Directive: Check every line below for the word "subtitle" and show those that hold it.
— Start of Records provided —
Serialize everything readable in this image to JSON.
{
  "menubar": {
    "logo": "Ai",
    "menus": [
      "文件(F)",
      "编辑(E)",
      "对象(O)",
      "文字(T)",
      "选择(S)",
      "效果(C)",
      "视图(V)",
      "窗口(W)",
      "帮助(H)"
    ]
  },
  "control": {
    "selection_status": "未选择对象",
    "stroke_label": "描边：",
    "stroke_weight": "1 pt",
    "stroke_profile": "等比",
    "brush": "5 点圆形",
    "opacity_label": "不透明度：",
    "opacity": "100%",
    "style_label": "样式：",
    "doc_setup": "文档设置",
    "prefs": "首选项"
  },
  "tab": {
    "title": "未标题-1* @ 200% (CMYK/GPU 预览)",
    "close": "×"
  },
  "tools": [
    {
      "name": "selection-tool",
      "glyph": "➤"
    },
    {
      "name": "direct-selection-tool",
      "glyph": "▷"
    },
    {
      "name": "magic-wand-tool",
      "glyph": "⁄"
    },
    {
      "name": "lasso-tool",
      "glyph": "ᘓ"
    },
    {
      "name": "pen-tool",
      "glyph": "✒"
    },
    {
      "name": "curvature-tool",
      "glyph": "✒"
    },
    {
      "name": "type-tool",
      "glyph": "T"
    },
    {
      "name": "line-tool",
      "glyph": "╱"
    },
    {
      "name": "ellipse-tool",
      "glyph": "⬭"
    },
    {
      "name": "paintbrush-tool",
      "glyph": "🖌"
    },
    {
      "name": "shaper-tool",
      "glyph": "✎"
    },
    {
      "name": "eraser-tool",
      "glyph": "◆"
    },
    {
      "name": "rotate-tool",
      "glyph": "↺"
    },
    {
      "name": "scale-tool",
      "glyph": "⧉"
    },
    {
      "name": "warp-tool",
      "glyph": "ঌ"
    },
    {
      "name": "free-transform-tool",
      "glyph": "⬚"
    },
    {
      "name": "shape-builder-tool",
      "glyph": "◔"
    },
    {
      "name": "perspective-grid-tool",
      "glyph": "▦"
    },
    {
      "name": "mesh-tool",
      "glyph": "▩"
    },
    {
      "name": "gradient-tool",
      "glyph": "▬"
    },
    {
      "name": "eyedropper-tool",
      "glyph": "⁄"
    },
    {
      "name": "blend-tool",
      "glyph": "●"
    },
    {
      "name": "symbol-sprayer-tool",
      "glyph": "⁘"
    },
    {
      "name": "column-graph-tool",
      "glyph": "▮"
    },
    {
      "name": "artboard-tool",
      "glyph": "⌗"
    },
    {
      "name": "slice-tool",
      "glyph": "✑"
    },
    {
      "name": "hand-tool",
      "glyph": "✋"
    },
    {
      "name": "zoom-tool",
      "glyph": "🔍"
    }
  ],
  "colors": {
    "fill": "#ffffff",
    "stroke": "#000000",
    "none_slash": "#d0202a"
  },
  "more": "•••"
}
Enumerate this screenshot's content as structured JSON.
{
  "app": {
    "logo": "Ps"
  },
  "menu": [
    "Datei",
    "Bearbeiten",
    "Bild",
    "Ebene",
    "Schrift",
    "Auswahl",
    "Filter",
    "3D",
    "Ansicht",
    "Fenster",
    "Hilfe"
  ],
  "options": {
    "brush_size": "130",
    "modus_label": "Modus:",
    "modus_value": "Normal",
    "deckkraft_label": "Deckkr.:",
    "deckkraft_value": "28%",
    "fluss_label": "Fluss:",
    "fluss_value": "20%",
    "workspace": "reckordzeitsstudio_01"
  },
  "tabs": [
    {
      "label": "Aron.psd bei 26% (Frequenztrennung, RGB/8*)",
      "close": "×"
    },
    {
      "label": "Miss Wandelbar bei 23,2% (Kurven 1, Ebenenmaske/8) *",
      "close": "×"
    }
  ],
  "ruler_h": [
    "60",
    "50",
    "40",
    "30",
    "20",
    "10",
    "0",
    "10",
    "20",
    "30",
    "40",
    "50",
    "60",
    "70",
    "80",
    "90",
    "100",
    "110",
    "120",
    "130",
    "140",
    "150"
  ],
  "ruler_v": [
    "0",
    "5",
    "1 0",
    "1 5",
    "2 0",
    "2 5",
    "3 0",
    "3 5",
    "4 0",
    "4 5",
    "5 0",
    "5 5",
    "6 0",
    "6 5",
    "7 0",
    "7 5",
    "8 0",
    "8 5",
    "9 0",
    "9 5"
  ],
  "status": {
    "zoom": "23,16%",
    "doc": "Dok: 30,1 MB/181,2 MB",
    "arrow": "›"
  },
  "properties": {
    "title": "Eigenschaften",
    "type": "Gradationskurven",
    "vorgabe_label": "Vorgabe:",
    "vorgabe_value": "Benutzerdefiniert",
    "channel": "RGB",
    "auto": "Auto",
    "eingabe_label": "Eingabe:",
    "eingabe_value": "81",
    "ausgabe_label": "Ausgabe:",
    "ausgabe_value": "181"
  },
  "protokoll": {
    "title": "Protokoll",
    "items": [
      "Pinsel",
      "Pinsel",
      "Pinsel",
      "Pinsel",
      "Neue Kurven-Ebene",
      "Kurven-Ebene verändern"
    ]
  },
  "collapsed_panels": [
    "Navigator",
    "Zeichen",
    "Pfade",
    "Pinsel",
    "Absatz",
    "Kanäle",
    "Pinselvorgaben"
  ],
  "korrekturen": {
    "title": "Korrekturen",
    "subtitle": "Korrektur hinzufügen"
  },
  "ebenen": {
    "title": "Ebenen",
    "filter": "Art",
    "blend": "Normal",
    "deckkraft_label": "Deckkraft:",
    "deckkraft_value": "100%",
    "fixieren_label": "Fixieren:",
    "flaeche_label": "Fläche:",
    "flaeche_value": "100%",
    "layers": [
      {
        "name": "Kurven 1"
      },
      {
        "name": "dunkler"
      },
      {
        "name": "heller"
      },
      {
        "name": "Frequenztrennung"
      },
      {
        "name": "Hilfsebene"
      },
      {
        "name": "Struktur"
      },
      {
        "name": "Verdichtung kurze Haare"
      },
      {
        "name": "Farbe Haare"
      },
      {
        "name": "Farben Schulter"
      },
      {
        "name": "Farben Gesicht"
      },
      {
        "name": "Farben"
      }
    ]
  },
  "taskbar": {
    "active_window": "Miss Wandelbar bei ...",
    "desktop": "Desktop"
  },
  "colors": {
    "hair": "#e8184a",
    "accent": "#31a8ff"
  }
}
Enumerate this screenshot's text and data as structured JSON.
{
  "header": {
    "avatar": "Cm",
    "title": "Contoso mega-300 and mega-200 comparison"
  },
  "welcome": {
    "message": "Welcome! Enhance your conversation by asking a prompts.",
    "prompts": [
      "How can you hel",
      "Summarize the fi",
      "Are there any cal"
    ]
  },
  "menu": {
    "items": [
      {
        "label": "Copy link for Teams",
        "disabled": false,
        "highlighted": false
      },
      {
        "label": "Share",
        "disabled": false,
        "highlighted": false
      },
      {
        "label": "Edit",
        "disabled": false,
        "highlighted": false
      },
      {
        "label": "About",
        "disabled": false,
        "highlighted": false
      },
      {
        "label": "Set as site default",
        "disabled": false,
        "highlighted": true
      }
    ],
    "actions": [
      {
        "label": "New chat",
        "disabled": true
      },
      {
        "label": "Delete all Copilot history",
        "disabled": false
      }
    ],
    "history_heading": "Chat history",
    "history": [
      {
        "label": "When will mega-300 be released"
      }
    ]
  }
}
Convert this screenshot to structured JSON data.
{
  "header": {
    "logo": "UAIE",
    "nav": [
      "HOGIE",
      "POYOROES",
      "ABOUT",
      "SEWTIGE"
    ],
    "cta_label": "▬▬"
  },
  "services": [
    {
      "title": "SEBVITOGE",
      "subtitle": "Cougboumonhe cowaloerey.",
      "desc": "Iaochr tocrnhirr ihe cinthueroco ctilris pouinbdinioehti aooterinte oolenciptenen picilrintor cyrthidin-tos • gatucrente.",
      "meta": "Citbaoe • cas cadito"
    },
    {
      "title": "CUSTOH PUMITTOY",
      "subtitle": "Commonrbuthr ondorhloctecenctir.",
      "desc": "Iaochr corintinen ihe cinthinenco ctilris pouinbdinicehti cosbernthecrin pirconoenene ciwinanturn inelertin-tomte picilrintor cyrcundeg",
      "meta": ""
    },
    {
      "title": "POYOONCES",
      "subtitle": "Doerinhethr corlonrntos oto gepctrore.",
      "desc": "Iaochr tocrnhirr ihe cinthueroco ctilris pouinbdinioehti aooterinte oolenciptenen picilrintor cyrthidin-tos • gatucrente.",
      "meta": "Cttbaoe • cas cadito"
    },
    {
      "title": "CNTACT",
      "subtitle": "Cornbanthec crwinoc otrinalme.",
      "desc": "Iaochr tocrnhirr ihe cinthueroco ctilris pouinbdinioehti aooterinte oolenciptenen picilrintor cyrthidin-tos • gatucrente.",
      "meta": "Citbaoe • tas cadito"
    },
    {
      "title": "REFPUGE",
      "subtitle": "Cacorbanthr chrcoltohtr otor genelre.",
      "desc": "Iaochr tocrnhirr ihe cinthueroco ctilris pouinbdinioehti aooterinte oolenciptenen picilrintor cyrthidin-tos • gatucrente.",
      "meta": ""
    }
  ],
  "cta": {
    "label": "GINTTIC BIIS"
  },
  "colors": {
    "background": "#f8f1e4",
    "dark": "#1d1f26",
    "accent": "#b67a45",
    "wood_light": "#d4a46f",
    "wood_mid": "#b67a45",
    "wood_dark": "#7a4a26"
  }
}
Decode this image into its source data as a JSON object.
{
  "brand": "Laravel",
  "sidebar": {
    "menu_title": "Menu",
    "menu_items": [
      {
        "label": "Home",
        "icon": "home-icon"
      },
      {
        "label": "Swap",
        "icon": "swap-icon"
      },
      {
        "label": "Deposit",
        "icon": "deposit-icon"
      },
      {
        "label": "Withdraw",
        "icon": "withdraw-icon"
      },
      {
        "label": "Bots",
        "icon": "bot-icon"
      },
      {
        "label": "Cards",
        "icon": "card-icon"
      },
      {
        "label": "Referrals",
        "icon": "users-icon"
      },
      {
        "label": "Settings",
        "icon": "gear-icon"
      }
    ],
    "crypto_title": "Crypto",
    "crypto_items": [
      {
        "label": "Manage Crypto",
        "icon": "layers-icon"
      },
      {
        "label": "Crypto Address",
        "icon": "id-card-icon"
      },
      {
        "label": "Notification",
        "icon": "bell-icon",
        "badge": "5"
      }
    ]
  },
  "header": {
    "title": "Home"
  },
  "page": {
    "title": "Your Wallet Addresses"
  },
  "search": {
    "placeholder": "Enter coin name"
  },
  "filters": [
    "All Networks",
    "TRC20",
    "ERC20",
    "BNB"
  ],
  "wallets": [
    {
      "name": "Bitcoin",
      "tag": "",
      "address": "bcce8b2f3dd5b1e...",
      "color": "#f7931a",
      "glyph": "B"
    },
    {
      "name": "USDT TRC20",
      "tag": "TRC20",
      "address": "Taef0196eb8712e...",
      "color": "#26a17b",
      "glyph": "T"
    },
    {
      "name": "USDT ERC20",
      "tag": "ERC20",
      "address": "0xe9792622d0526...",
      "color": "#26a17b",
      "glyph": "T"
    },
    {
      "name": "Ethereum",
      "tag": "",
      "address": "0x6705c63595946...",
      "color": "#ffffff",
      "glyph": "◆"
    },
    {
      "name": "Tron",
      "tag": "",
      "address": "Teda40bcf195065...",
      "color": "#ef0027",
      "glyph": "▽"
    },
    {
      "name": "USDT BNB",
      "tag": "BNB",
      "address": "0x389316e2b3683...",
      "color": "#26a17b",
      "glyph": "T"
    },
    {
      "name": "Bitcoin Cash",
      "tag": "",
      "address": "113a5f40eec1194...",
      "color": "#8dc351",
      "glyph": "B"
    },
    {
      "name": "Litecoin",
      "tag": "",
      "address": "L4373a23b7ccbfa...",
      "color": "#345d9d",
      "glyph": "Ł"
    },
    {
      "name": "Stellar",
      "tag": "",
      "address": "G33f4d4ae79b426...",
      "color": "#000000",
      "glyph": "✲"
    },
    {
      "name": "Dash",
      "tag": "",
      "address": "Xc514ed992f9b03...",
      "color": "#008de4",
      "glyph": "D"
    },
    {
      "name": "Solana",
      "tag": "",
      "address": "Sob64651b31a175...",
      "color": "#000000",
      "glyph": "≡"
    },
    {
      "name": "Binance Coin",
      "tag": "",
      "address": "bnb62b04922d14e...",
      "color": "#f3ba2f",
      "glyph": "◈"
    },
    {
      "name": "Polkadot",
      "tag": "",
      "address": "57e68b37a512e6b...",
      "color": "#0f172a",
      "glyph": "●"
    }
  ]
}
— End of Records provided —
Worked answer:
    "subtitle": "Korrektur hinzufügen"
      "subtitle": "Cougboumonhe cowaloerey.",
      "subtitle": "Commonrbuthr ondorhloctecenctir.",
      "subtitle": "Doerinhethr corlonrntos oto gepctrore.",
      "subtitle": "Cornbanthec crwinoc otrinalme.",
      "subtitle": "Cacorbanthr chrcoltohtr otor genelre.",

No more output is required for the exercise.